───── Input records ─────
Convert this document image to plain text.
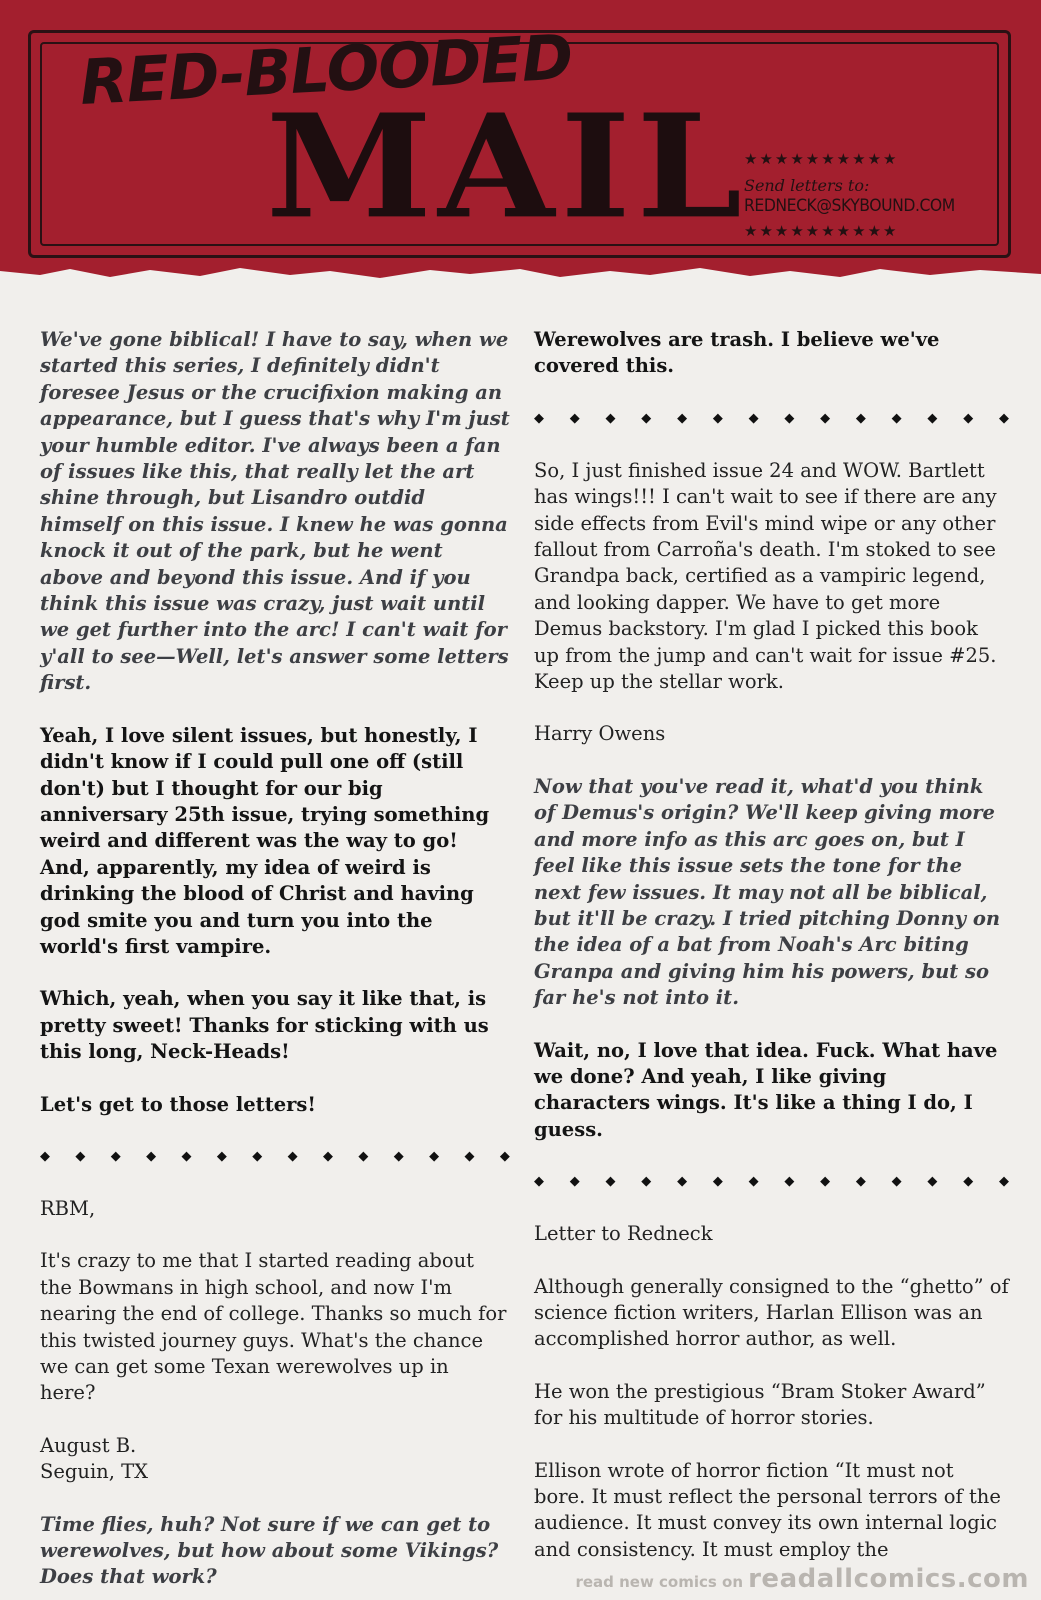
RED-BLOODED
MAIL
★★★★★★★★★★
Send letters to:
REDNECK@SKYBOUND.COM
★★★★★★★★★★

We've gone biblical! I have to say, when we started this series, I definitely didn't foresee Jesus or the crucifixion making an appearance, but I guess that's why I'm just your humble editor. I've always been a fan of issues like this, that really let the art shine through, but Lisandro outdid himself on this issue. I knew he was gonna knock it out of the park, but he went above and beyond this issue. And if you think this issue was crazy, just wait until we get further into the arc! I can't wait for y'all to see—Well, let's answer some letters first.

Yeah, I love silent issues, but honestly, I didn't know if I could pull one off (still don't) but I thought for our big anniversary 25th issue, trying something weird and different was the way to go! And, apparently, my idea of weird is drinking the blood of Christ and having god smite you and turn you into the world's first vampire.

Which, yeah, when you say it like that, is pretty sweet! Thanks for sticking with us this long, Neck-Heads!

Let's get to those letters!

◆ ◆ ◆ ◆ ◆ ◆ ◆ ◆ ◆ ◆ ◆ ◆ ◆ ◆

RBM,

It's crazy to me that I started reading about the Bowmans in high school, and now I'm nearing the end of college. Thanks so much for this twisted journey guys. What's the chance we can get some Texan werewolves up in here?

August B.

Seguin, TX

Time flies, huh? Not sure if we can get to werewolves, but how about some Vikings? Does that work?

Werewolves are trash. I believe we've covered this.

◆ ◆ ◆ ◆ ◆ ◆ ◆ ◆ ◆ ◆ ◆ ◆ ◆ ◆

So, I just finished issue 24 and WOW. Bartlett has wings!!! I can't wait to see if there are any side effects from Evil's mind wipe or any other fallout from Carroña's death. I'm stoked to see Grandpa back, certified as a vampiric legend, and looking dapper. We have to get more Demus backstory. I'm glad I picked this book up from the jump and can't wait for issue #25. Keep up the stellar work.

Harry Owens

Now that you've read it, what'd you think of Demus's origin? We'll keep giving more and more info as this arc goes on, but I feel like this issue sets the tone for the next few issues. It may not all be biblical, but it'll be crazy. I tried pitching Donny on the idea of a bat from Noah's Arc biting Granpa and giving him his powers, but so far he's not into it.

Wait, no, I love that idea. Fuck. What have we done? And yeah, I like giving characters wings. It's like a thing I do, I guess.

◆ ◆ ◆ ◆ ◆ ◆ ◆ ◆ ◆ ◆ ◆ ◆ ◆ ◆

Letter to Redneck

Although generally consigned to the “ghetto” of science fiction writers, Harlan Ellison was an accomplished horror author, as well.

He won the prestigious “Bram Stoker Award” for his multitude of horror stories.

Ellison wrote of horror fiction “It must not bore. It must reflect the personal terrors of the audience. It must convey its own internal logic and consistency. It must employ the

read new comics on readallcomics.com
─────
Return from the data every line that holds "giving".

*Problem solution*
Now that you've read it, what'd you think of Demus's origin? We'll keep giving more and more info as this arc goes on, but I feel like this issue sets the tone for the next few issues. It may not all be biblical, but it'll be crazy. I tried pitching Donny on the idea of a bat from Noah's Arc biting Granpa and giving him his powers, but so far he's not into it.
Wait, no, I love that idea. Fuck. What have we done? And yeah, I like giving characters wings. It's like a thing I do, I guess.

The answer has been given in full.